-- start Source material --
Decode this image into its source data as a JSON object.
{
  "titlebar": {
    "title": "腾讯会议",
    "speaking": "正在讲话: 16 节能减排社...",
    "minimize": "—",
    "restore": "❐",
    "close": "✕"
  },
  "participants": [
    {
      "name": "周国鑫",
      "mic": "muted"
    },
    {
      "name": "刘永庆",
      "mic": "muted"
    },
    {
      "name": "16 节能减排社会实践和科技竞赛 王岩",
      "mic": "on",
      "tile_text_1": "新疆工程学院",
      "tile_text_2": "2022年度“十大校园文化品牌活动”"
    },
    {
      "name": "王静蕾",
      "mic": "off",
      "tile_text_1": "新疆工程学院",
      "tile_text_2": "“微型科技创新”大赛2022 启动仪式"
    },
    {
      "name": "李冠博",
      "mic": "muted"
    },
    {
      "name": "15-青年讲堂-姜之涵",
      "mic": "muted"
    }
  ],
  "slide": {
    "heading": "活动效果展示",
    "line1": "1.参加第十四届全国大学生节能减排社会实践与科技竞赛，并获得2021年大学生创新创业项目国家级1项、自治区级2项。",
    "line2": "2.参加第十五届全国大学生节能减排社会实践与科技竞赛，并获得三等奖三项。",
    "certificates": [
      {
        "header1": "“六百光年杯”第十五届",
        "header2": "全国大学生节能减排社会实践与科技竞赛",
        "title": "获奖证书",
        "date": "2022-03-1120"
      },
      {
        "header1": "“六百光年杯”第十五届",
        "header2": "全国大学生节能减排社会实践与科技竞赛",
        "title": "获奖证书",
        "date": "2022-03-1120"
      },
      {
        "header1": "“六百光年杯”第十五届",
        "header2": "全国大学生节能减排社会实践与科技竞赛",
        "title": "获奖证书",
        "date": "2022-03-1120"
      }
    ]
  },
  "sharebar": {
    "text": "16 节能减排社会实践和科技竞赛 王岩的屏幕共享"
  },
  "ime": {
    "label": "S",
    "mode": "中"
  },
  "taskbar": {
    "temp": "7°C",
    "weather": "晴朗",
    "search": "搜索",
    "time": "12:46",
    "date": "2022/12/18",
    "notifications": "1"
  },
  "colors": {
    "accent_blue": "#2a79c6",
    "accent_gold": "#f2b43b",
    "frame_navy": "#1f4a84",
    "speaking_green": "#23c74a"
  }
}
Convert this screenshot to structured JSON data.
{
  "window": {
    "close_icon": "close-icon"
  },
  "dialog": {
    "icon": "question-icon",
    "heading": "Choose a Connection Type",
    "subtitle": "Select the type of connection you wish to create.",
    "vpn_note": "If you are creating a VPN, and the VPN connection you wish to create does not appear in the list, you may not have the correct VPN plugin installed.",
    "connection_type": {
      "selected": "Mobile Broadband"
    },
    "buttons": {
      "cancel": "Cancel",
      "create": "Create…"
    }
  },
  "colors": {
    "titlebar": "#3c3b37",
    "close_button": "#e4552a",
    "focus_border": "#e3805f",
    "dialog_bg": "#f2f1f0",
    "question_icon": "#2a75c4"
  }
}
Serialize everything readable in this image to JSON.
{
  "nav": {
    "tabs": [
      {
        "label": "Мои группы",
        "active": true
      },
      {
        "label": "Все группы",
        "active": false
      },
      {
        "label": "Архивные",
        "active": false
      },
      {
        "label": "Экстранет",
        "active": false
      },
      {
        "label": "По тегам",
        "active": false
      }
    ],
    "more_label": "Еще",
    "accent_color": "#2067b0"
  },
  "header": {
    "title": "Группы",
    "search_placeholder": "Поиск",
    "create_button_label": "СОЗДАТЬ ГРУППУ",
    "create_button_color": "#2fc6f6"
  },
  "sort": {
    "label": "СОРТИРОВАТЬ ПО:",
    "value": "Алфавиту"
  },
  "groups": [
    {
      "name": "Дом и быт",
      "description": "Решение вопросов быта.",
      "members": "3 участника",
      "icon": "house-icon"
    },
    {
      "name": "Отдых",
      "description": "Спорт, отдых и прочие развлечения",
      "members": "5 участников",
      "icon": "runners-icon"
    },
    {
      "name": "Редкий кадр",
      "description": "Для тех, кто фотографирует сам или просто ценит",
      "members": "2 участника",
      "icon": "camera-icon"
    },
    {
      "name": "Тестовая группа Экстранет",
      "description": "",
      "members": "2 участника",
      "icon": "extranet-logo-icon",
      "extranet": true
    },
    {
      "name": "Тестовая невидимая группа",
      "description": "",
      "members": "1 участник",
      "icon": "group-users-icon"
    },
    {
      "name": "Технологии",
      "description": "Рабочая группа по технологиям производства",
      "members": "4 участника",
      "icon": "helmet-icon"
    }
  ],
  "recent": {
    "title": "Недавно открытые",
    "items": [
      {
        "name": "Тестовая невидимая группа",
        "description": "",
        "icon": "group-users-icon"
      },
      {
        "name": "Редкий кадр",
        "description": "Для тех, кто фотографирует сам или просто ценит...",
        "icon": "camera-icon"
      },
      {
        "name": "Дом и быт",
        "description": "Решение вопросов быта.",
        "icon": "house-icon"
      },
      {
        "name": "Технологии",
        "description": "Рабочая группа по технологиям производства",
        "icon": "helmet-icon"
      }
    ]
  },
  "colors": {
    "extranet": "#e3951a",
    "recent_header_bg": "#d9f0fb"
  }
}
-- end Source material --
What is expected: Answer with one number only: how many lines above contain the word "description".

Exercise result: 10